● **Written problem**: Locate each line containing the string "panel" and copy it out.

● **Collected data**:
####################
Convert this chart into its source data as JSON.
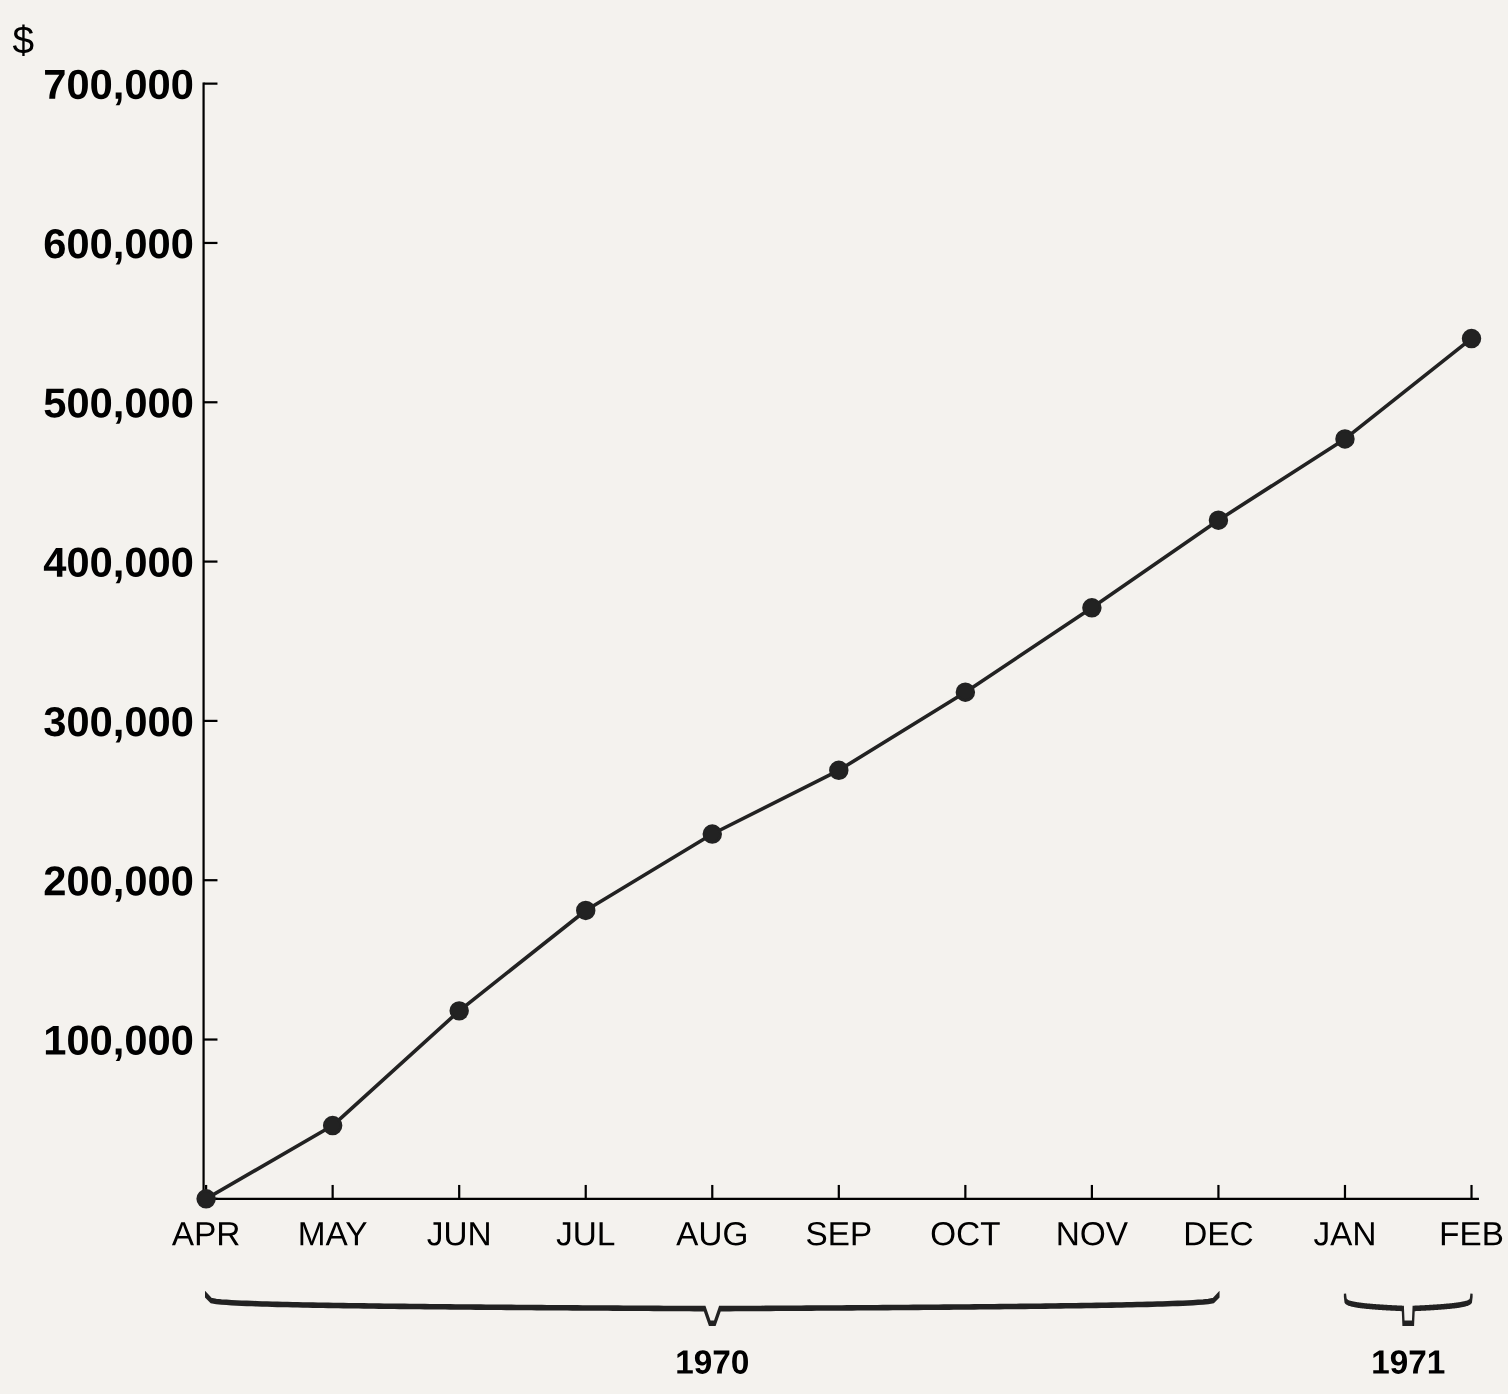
{
  "chart_data": {
    "type": "line",
    "ylabel": "$",
    "categories": [
      "APR",
      "MAY",
      "JUN",
      "JUL",
      "AUG",
      "SEP",
      "OCT",
      "NOV",
      "DEC",
      "JAN",
      "FEB"
    ],
    "values": [
      0,
      46000,
      118000,
      181000,
      229000,
      269000,
      318000,
      371000,
      426000,
      477000,
      540000
    ],
    "color": "#222222",
    "marker": "circle",
    "line_style": "solid",
    "grid": false,
    "ylim": [
      0,
      700000
    ],
    "yticks": [
      {
        "value": 0,
        "label": null
      },
      {
        "value": 100000,
        "label": "100,000"
      },
      {
        "value": 200000,
        "label": "200,000"
      },
      {
        "value": 300000,
        "label": "300,000"
      },
      {
        "value": 400000,
        "label": "400,000"
      },
      {
        "value": 500000,
        "label": "500,000"
      },
      {
        "value": 600000,
        "label": "600,000"
      },
      {
        "value": 700000,
        "label": "700,000"
      }
    ],
    "annotations": [
      "1970",
      "1971"
    ]
  }
}
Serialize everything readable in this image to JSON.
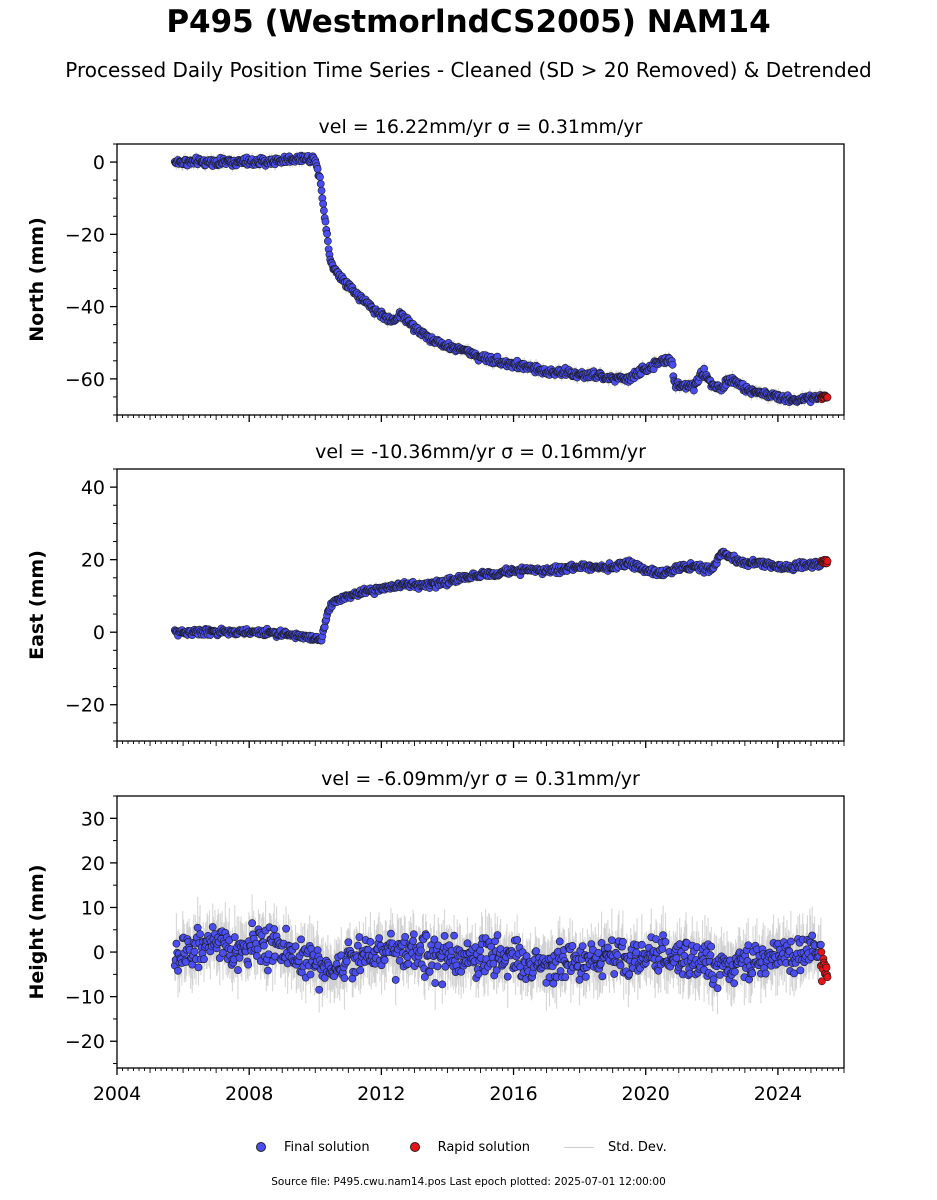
{
  "header": {
    "title": "P495 (WestmorlndCS2005) NAM14",
    "subtitle": "Processed Daily Position Time Series - Cleaned (SD > 20 Removed) & Detrended"
  },
  "legend": {
    "final": "Final solution",
    "rapid": "Rapid solution",
    "std": "Std. Dev."
  },
  "footer": {
    "text": "Source file: P495.cwu.nam14.pos  Last epoch plotted: 2025-07-01 12:00:00"
  },
  "colors": {
    "final": "#4a4ef2",
    "rapid": "#e8141a",
    "std": "#c8c8c8",
    "marker_edge": "#1a1a1a"
  },
  "chart_data": [
    {
      "type": "scatter",
      "panel": "north",
      "title": "vel = 16.22mm/yr   σ = 0.31mm/yr",
      "ylabel": "North (mm)",
      "xlim": [
        2004,
        2026
      ],
      "ylim": [
        -70,
        5
      ],
      "yticks": [
        0,
        -20,
        -40,
        -60
      ],
      "xticks": [
        2004,
        2008,
        2012,
        2016,
        2020,
        2024
      ],
      "show_xticklabels": false,
      "sigma": 1.2,
      "noise": 1.3,
      "final_range": [
        2005.75,
        2025.3
      ],
      "rapid_range": [
        2025.3,
        2025.5
      ],
      "series": [
        {
          "name": "Final solution",
          "x": [
            2005.75,
            2006.5,
            2007.5,
            2008.5,
            2009.5,
            2010.0,
            2010.15,
            2010.22,
            2010.33,
            2010.45,
            2010.6,
            2010.9,
            2011.3,
            2011.8,
            2012.3,
            2012.6,
            2013.0,
            2013.5,
            2014.0,
            2014.5,
            2015.0,
            2015.5,
            2016.0,
            2016.5,
            2017.0,
            2017.5,
            2018.0,
            2018.5,
            2019.0,
            2019.5,
            2019.8,
            2020.1,
            2020.5,
            2020.8,
            2020.85,
            2021.2,
            2021.5,
            2021.7,
            2022.0,
            2022.3,
            2022.5,
            2022.8,
            2023.0,
            2023.5,
            2024.0,
            2024.5,
            2025.0,
            2025.3
          ],
          "y": [
            0,
            0,
            0,
            0,
            1,
            1,
            -5,
            -10,
            -18,
            -27,
            -30,
            -33,
            -37,
            -41,
            -44,
            -42,
            -46,
            -49,
            -51,
            -52,
            -54,
            -55,
            -56,
            -57,
            -58,
            -58,
            -59,
            -59,
            -60,
            -60,
            -58,
            -57,
            -55,
            -55,
            -61,
            -62,
            -62,
            -58,
            -61,
            -63,
            -60,
            -61,
            -63,
            -64,
            -65,
            -66,
            -65,
            -65
          ]
        },
        {
          "name": "Rapid solution",
          "x": [
            2025.3,
            2025.5
          ],
          "y": [
            -65,
            -65
          ]
        }
      ]
    },
    {
      "type": "scatter",
      "panel": "east",
      "title": "vel = -10.36mm/yr   σ = 0.16mm/yr",
      "ylabel": "East (mm)",
      "xlim": [
        2004,
        2026
      ],
      "ylim": [
        -30,
        45
      ],
      "yticks": [
        40,
        20,
        0,
        -20
      ],
      "xticks": [
        2004,
        2008,
        2012,
        2016,
        2020,
        2024
      ],
      "show_xticklabels": false,
      "sigma": 0.9,
      "noise": 1.1,
      "final_range": [
        2005.75,
        2025.3
      ],
      "rapid_range": [
        2025.3,
        2025.5
      ],
      "series": [
        {
          "name": "Final solution",
          "x": [
            2005.75,
            2006.5,
            2007.5,
            2008.5,
            2009.5,
            2010.2,
            2010.3,
            2010.5,
            2011.0,
            2011.5,
            2012.0,
            2012.5,
            2013.0,
            2013.5,
            2014.0,
            2014.5,
            2015.0,
            2015.5,
            2016.0,
            2017.0,
            2018.0,
            2019.0,
            2019.5,
            2020.0,
            2020.5,
            2021.0,
            2021.5,
            2022.0,
            2022.3,
            2022.5,
            2023.0,
            2023.5,
            2024.0,
            2024.5,
            2025.0,
            2025.3
          ],
          "y": [
            0,
            0,
            0,
            0,
            -1,
            -2,
            3,
            8,
            10,
            11,
            12,
            13,
            13,
            13,
            14,
            15,
            16,
            16,
            17,
            17,
            18,
            18,
            19,
            17,
            16,
            18,
            18,
            17,
            22,
            21,
            19,
            19,
            18,
            18,
            19,
            19
          ]
        },
        {
          "name": "Rapid solution",
          "x": [
            2025.3,
            2025.5
          ],
          "y": [
            19.5,
            19.5
          ]
        }
      ]
    },
    {
      "type": "scatter",
      "panel": "height",
      "title": "vel = -6.09mm/yr   σ = 0.31mm/yr",
      "ylabel": "Height (mm)",
      "xlim": [
        2004,
        2026
      ],
      "ylim": [
        -26,
        35
      ],
      "yticks": [
        30,
        20,
        10,
        0,
        -10,
        -20
      ],
      "xticks": [
        2004,
        2008,
        2012,
        2016,
        2020,
        2024
      ],
      "show_xticklabels": true,
      "sigma": 4.5,
      "noise": 5.5,
      "final_range": [
        2005.75,
        2025.3
      ],
      "rapid_range": [
        2025.3,
        2025.5
      ],
      "series": [
        {
          "name": "Final solution",
          "x": [
            2005.75,
            2006.5,
            2007.5,
            2008.5,
            2009.5,
            2010.5,
            2011.5,
            2012.5,
            2013.5,
            2014.5,
            2015.5,
            2016.5,
            2017.5,
            2018.5,
            2019.5,
            2020.5,
            2021.5,
            2022.5,
            2023.5,
            2024.5,
            2025.3
          ],
          "y": [
            -2,
            2,
            0,
            2,
            -1,
            -4,
            0,
            1,
            -1,
            -2,
            0,
            -3,
            -2,
            -2,
            -2,
            -1,
            -2,
            -3,
            -2,
            0,
            -1
          ]
        },
        {
          "name": "Rapid solution",
          "x": [
            2025.3,
            2025.5
          ],
          "y": [
            -3,
            -3
          ]
        }
      ]
    }
  ]
}
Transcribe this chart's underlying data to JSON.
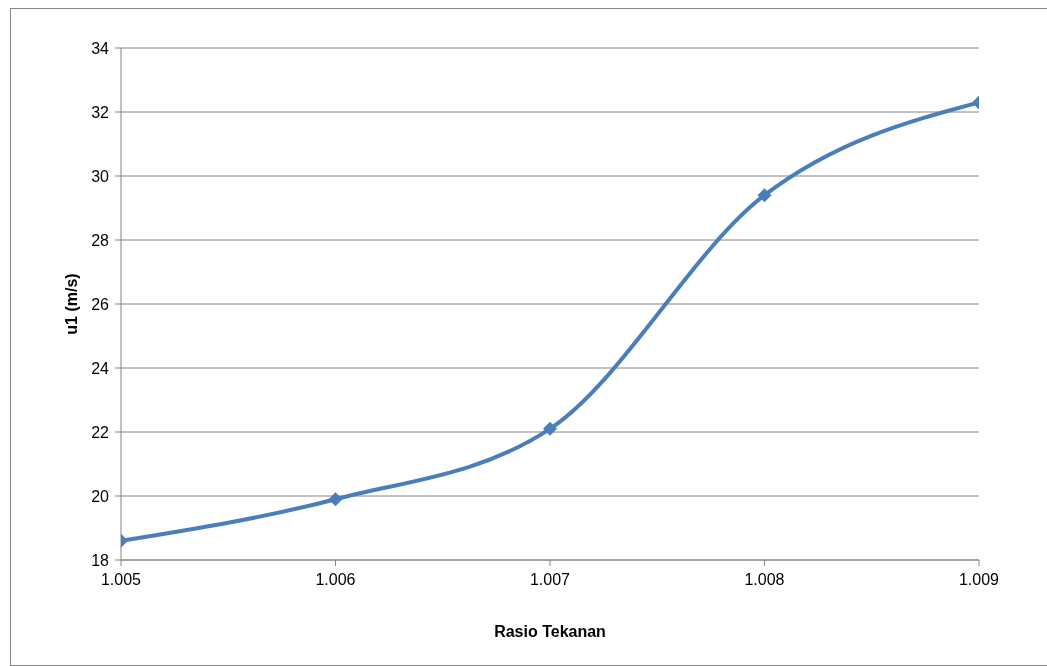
{
  "chart_data": {
    "type": "line",
    "xlabel": "Rasio Tekanan",
    "ylabel": "u1 (m/s)",
    "x": [
      1.005,
      1.006,
      1.007,
      1.008,
      1.009
    ],
    "series": [
      {
        "color": "#4a7ebb",
        "values": [
          18.6,
          19.9,
          22.1,
          29.4,
          32.3
        ]
      }
    ],
    "xlim": [
      1.005,
      1.009
    ],
    "xticks": [
      1.005,
      1.006,
      1.007,
      1.008,
      1.009
    ],
    "ylim": [
      18,
      34
    ],
    "yticks": [
      18,
      20,
      22,
      24,
      26,
      28,
      30,
      32,
      34
    ],
    "grid": "y",
    "legend": false,
    "marker": "diamond",
    "line_style": "solid"
  }
}
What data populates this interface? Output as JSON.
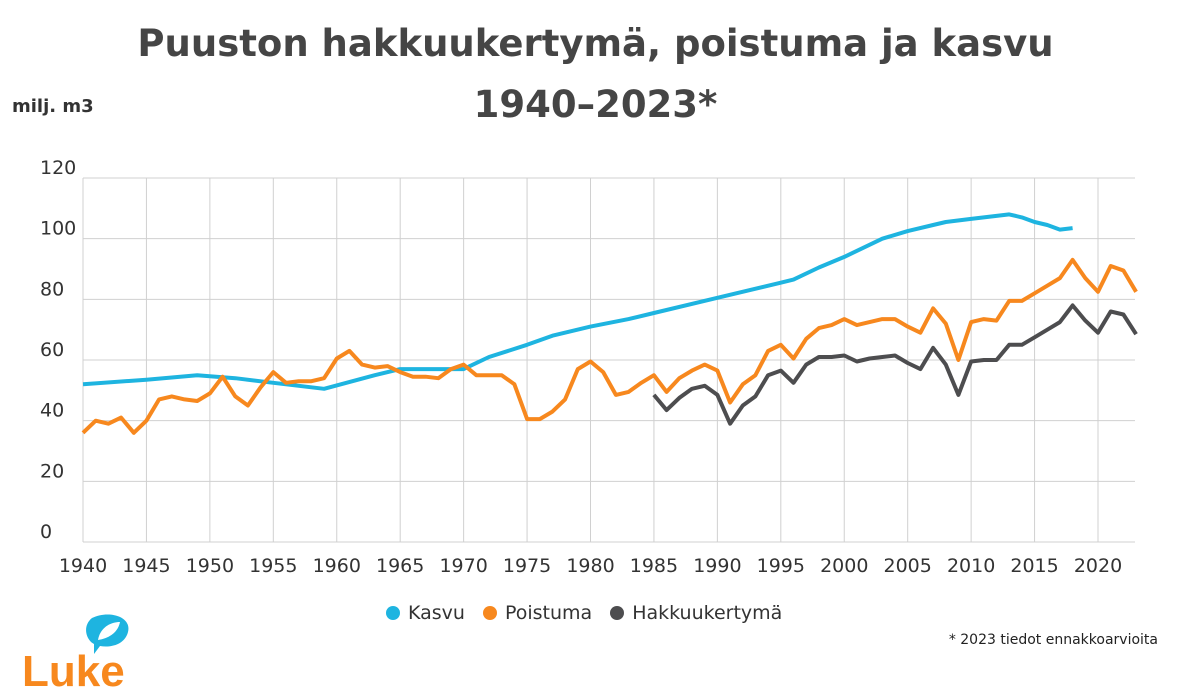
{
  "title_line1": "Puuston hakkuukertymä, poistuma ja kasvu",
  "title_line2": "1940–2023*",
  "footnote": "* 2023 tiedot ennakkoarvioita",
  "logo_text": "Luke",
  "chart_data": {
    "type": "line",
    "title": "Puuston hakkuukertymä, poistuma ja kasvu 1940–2023*",
    "ylabel": "milj. m3",
    "xlabel": "",
    "ylim": [
      0,
      120
    ],
    "xlim": [
      1940,
      2023
    ],
    "yticks": [
      "0",
      "20",
      "40",
      "60",
      "80",
      "100",
      "120"
    ],
    "xticks": [
      "1940",
      "1945",
      "1950",
      "1955",
      "1960",
      "1965",
      "1970",
      "1975",
      "1980",
      "1985",
      "1990",
      "1995",
      "2000",
      "2005",
      "2010",
      "2015",
      "2020"
    ],
    "grid": true,
    "legend_position": "bottom",
    "series": [
      {
        "name": "Kasvu",
        "color": "#1eb4e0",
        "x": [
          1940,
          1945,
          1949,
          1952,
          1955,
          1958,
          1959,
          1963,
          1965,
          1970,
          1972,
          1975,
          1977,
          1980,
          1983,
          1985,
          1990,
          1995,
          1996,
          1998,
          2000,
          2003,
          2005,
          2007,
          2008,
          2010,
          2012,
          2013,
          2014,
          2015,
          2016,
          2017,
          2018
        ],
        "values": [
          52,
          53.5,
          55,
          54,
          52.5,
          51,
          50.5,
          55,
          57,
          57,
          61,
          65,
          68,
          71,
          73.5,
          75.5,
          80.5,
          85.5,
          86.5,
          90.5,
          94,
          100,
          102.5,
          104.5,
          105.5,
          106.5,
          107.5,
          108,
          107,
          105.5,
          104.5,
          103,
          103.5
        ]
      },
      {
        "name": "Poistuma",
        "color": "#f7881e",
        "x": [
          1940,
          1941,
          1942,
          1943,
          1944,
          1945,
          1946,
          1947,
          1948,
          1949,
          1950,
          1951,
          1952,
          1953,
          1954,
          1955,
          1956,
          1957,
          1958,
          1959,
          1960,
          1961,
          1962,
          1963,
          1964,
          1965,
          1966,
          1967,
          1968,
          1969,
          1970,
          1971,
          1972,
          1973,
          1974,
          1975,
          1976,
          1977,
          1978,
          1979,
          1980,
          1981,
          1982,
          1983,
          1984,
          1985,
          1986,
          1987,
          1988,
          1989,
          1990,
          1991,
          1992,
          1993,
          1994,
          1995,
          1996,
          1997,
          1998,
          1999,
          2000,
          2001,
          2002,
          2003,
          2004,
          2005,
          2006,
          2007,
          2008,
          2009,
          2010,
          2011,
          2012,
          2013,
          2014,
          2015,
          2016,
          2017,
          2018,
          2019,
          2020,
          2021,
          2022,
          2023
        ],
        "values": [
          36,
          40,
          39,
          41,
          36,
          40,
          47,
          48,
          47,
          46.5,
          49,
          54.5,
          48,
          45,
          51,
          56,
          52.5,
          53,
          53,
          54,
          60.5,
          63,
          58.5,
          57.5,
          58,
          56,
          54.5,
          54.5,
          54,
          57,
          58.5,
          55,
          55,
          55,
          52,
          40.5,
          40.5,
          43,
          47,
          57,
          59.5,
          56,
          48.5,
          49.5,
          52.5,
          55,
          49.5,
          54,
          56.5,
          58.5,
          56.5,
          46,
          52,
          55,
          63,
          65,
          60.5,
          67,
          70.5,
          71.5,
          73.5,
          71.5,
          72.5,
          73.5,
          73.5,
          71,
          69,
          77,
          72,
          60,
          72.5,
          73.5,
          73,
          79.5,
          79.5,
          82,
          84.5,
          87,
          93,
          87,
          82.5,
          91,
          89.5,
          82.5
        ]
      },
      {
        "name": "Hakkuukertymä",
        "color": "#4d4d4f",
        "x": [
          1985,
          1986,
          1987,
          1988,
          1989,
          1990,
          1991,
          1992,
          1993,
          1994,
          1995,
          1996,
          1997,
          1998,
          1999,
          2000,
          2001,
          2002,
          2003,
          2004,
          2005,
          2006,
          2007,
          2008,
          2009,
          2010,
          2011,
          2012,
          2013,
          2014,
          2015,
          2016,
          2017,
          2018,
          2019,
          2020,
          2021,
          2022,
          2023
        ],
        "values": [
          48.5,
          43.5,
          47.5,
          50.5,
          51.5,
          48.5,
          39,
          45,
          48,
          55,
          56.5,
          52.5,
          58.5,
          61,
          61,
          61.5,
          59.5,
          60.5,
          61,
          61.5,
          59,
          57,
          64,
          58.5,
          48.5,
          59.5,
          60,
          60,
          65,
          65,
          67.5,
          70,
          72.5,
          78,
          73,
          69,
          76,
          75,
          68.5
        ]
      }
    ]
  }
}
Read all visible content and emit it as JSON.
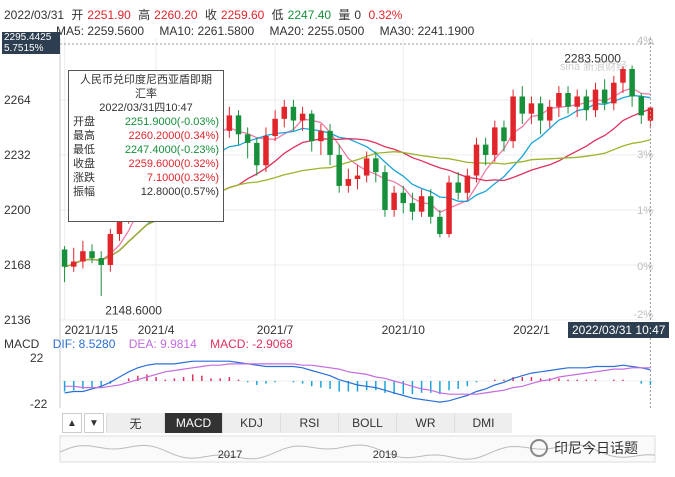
####################
● **Full answer**:
      "panel": "north",
      "panel": "east",
      "panel": "height",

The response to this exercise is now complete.